* **Do this**:
Update the records below by changing every "resource-card" to "resource-tile" and keeping everything else the same.

## start Material for this task

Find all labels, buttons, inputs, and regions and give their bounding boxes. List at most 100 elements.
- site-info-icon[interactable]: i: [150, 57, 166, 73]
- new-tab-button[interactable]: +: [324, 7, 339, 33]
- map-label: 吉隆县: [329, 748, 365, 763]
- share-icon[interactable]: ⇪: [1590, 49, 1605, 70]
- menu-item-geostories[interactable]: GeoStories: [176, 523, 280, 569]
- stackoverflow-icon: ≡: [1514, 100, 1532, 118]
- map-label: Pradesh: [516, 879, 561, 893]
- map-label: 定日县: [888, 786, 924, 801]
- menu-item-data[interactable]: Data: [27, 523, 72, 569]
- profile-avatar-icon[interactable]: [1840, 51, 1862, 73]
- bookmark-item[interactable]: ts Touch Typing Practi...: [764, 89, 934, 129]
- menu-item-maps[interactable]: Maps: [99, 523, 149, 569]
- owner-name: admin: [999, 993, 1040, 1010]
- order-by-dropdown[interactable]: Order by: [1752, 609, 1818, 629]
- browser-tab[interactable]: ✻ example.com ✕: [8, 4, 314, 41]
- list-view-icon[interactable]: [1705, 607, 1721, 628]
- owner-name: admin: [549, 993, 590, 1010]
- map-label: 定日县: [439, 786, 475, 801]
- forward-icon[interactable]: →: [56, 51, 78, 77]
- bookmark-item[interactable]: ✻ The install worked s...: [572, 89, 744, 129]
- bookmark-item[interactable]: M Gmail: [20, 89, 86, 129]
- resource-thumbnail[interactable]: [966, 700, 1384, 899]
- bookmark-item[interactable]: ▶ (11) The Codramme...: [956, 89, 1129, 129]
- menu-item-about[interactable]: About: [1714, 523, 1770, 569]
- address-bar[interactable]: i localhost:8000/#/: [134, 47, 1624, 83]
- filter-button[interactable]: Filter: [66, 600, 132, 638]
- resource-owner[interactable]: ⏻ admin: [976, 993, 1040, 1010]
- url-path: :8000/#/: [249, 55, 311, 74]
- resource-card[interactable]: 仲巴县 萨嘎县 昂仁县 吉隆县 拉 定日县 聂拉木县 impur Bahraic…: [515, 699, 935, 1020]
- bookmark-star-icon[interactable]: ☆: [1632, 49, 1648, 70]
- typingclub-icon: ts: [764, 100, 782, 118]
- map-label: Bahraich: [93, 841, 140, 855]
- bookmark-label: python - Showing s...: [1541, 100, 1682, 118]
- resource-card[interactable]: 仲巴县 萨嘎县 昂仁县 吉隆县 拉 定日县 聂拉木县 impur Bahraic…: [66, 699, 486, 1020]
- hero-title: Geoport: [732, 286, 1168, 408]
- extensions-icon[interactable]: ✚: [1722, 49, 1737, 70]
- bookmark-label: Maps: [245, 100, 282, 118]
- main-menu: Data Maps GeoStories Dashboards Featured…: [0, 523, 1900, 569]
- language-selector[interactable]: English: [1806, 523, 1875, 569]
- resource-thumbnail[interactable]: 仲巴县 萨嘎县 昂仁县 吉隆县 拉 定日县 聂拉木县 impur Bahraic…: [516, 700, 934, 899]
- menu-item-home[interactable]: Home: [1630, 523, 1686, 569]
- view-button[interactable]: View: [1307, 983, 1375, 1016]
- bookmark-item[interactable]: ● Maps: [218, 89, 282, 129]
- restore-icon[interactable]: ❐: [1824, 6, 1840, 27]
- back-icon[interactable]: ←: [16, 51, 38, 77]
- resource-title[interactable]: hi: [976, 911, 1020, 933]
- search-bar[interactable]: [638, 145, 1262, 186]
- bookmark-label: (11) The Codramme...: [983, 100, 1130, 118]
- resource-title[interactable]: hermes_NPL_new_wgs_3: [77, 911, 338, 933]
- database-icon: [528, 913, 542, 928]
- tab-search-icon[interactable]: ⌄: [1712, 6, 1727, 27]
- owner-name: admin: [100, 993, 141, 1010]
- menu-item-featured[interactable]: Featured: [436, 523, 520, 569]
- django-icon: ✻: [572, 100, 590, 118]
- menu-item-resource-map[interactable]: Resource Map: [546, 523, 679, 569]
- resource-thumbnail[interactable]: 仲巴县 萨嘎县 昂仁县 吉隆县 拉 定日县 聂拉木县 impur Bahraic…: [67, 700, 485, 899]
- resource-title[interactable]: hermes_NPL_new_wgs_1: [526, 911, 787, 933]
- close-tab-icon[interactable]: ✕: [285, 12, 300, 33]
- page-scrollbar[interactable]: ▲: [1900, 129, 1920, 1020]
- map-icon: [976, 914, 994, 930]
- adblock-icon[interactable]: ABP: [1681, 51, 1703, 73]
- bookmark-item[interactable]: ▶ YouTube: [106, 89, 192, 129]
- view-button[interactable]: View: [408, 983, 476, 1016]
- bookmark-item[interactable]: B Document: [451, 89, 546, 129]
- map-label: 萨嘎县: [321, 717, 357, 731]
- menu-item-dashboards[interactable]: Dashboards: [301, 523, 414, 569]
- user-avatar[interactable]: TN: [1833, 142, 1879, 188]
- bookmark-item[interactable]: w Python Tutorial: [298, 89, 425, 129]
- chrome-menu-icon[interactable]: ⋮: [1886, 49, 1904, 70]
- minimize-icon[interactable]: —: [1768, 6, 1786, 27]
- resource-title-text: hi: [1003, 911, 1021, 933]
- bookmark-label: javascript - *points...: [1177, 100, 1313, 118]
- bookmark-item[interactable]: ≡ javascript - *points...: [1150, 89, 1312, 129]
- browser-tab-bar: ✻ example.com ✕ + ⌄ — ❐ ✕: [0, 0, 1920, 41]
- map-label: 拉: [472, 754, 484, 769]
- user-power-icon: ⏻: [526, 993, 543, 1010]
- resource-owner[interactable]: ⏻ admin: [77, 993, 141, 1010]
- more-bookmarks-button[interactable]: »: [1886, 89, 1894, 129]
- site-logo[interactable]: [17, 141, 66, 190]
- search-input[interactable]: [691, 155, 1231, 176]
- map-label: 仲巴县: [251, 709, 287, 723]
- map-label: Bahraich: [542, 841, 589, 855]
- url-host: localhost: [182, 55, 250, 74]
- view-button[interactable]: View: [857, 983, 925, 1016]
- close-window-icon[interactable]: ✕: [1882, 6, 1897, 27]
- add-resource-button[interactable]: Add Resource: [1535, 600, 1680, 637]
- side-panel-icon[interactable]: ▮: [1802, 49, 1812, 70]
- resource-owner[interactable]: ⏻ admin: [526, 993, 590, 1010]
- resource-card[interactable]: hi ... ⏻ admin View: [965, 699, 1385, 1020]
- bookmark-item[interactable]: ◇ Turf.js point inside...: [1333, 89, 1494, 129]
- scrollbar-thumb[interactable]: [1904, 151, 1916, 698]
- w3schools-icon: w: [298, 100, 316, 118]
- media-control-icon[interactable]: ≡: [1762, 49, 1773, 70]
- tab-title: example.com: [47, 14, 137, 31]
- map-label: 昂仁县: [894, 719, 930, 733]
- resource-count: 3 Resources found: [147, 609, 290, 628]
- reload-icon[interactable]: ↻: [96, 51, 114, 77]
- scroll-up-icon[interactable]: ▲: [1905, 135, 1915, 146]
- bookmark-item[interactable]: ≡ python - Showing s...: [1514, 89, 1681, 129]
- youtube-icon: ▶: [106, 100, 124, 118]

## end Material for this task

* **Final result**:
Find all labels, buttons, inputs, and regions and give their bounding boxes. List at most 100 elements.
- site-info-icon[interactable]: i: [150, 57, 166, 73]
- new-tab-button[interactable]: +: [324, 7, 339, 33]
- map-label: 吉隆县: [329, 748, 365, 763]
- share-icon[interactable]: ⇪: [1590, 49, 1605, 70]
- menu-item-geostories[interactable]: GeoStories: [176, 523, 280, 569]
- stackoverflow-icon: ≡: [1514, 100, 1532, 118]
- map-label: Pradesh: [516, 879, 561, 893]
- map-label: 定日县: [888, 786, 924, 801]
- menu-item-data[interactable]: Data: [27, 523, 72, 569]
- profile-avatar-icon[interactable]: [1840, 51, 1862, 73]
- bookmark-item[interactable]: ts Touch Typing Practi...: [764, 89, 934, 129]
- menu-item-maps[interactable]: Maps: [99, 523, 149, 569]
- owner-name: admin: [999, 993, 1040, 1010]
- order-by-dropdown[interactable]: Order by: [1752, 609, 1818, 629]
- browser-tab[interactable]: ✻ example.com ✕: [8, 4, 314, 41]
- list-view-icon[interactable]: [1705, 607, 1721, 628]
- owner-name: admin: [549, 993, 590, 1010]
- map-label: 定日县: [439, 786, 475, 801]
- forward-icon[interactable]: →: [56, 51, 78, 77]
- bookmark-item[interactable]: ✻ The install worked s...: [572, 89, 744, 129]
- bookmark-item[interactable]: M Gmail: [20, 89, 86, 129]
- resource-thumbnail[interactable]: [966, 700, 1384, 899]
- bookmark-item[interactable]: ▶ (11) The Codramme...: [956, 89, 1129, 129]
- menu-item-about[interactable]: About: [1714, 523, 1770, 569]
- address-bar[interactable]: i localhost:8000/#/: [134, 47, 1624, 83]
- filter-button[interactable]: Filter: [66, 600, 132, 638]
- resource-owner[interactable]: ⏻ admin: [976, 993, 1040, 1010]
- url-path: :8000/#/: [249, 55, 311, 74]
- resource-tile[interactable]: 仲巴县 萨嘎县 昂仁县 吉隆县 拉 定日县 聂拉木县 impur Bahraic…: [515, 699, 935, 1020]
- bookmark-star-icon[interactable]: ☆: [1632, 49, 1648, 70]
- typingclub-icon: ts: [764, 100, 782, 118]
- map-label: Bahraich: [93, 841, 140, 855]
- bookmark-label: python - Showing s...: [1541, 100, 1682, 118]
- resource-tile[interactable]: 仲巴县 萨嘎县 昂仁县 吉隆县 拉 定日县 聂拉木县 impur Bahraic…: [66, 699, 486, 1020]
- hero-title: Geoport: [732, 286, 1168, 408]
- extensions-icon[interactable]: ✚: [1722, 49, 1737, 70]
- bookmark-label: Maps: [245, 100, 282, 118]
- main-menu: Data Maps GeoStories Dashboards Featured…: [0, 523, 1900, 569]
- language-selector[interactable]: English: [1806, 523, 1875, 569]
- resource-thumbnail[interactable]: 仲巴县 萨嘎县 昂仁县 吉隆县 拉 定日县 聂拉木县 impur Bahraic…: [516, 700, 934, 899]
- menu-item-home[interactable]: Home: [1630, 523, 1686, 569]
- view-button[interactable]: View: [1307, 983, 1375, 1016]
- bookmark-item[interactable]: ● Maps: [218, 89, 282, 129]
- restore-icon[interactable]: ❐: [1824, 6, 1840, 27]
- back-icon[interactable]: ←: [16, 51, 38, 77]
- resource-title[interactable]: hi: [976, 911, 1020, 933]
- search-bar[interactable]: [638, 145, 1262, 186]
- bookmark-label: (11) The Codramme...: [983, 100, 1130, 118]
- resource-title[interactable]: hermes_NPL_new_wgs_3: [77, 911, 338, 933]
- database-icon: [528, 913, 542, 928]
- tab-search-icon[interactable]: ⌄: [1712, 6, 1727, 27]
- owner-name: admin: [100, 993, 141, 1010]
- menu-item-featured[interactable]: Featured: [436, 523, 520, 569]
- django-icon: ✻: [572, 100, 590, 118]
- menu-item-resource-map[interactable]: Resource Map: [546, 523, 679, 569]
- resource-thumbnail[interactable]: 仲巴县 萨嘎县 昂仁县 吉隆县 拉 定日县 聂拉木县 impur Bahraic…: [67, 700, 485, 899]
- resource-title[interactable]: hermes_NPL_new_wgs_1: [526, 911, 787, 933]
- close-tab-icon[interactable]: ✕: [285, 12, 300, 33]
- page-scrollbar[interactable]: ▲: [1900, 129, 1920, 1020]
- map-icon: [976, 914, 994, 930]
- adblock-icon[interactable]: ABP: [1681, 51, 1703, 73]
- bookmark-item[interactable]: ▶ YouTube: [106, 89, 192, 129]
- view-button[interactable]: View: [408, 983, 476, 1016]
- bookmark-item[interactable]: B Document: [451, 89, 546, 129]
- map-label: 萨嘎县: [321, 717, 357, 731]
- menu-item-dashboards[interactable]: Dashboards: [301, 523, 414, 569]
- user-avatar[interactable]: TN: [1833, 142, 1879, 188]
- bookmark-item[interactable]: w Python Tutorial: [298, 89, 425, 129]
- chrome-menu-icon[interactable]: ⋮: [1886, 49, 1904, 70]
- minimize-icon[interactable]: —: [1768, 6, 1786, 27]
- resource-title-text: hi: [1003, 911, 1021, 933]
- bookmark-label: javascript - *points...: [1177, 100, 1313, 118]
- bookmark-item[interactable]: ≡ javascript - *points...: [1150, 89, 1312, 129]
- browser-tab-bar: ✻ example.com ✕ + ⌄ — ❐ ✕: [0, 0, 1920, 41]
- map-label: 拉: [472, 754, 484, 769]
- user-power-icon: ⏻: [526, 993, 543, 1010]
- resource-owner[interactable]: ⏻ admin: [77, 993, 141, 1010]
- more-bookmarks-button[interactable]: »: [1886, 89, 1894, 129]
- site-logo[interactable]: [17, 141, 66, 190]
- search-input[interactable]: [691, 155, 1231, 176]
- map-label: 仲巴县: [251, 709, 287, 723]
- map-label: Bahraich: [542, 841, 589, 855]
- url-host: localhost: [182, 55, 250, 74]
- view-button[interactable]: View: [857, 983, 925, 1016]
- close-window-icon[interactable]: ✕: [1882, 6, 1897, 27]
- add-resource-button[interactable]: Add Resource: [1535, 600, 1680, 637]
- side-panel-icon[interactable]: ▮: [1802, 49, 1812, 70]
- resource-owner[interactable]: ⏻ admin: [526, 993, 590, 1010]
- resource-tile[interactable]: hi ... ⏻ admin View: [965, 699, 1385, 1020]
- bookmark-item[interactable]: ◇ Turf.js point inside...: [1333, 89, 1494, 129]
- scrollbar-thumb[interactable]: [1904, 151, 1916, 698]
- w3schools-icon: w: [298, 100, 316, 118]
- media-control-icon[interactable]: ≡: [1762, 49, 1773, 70]
- tab-title: example.com: [47, 14, 137, 31]
- map-label: 昂仁县: [894, 719, 930, 733]
- resource-count: 3 Resources found: [147, 609, 290, 628]
- reload-icon[interactable]: ↻: [96, 51, 114, 77]
- scroll-up-icon[interactable]: ▲: [1905, 135, 1915, 146]
- bookmark-item[interactable]: ≡ python - Showing s...: [1514, 89, 1681, 129]
- youtube-icon: ▶: [106, 100, 124, 118]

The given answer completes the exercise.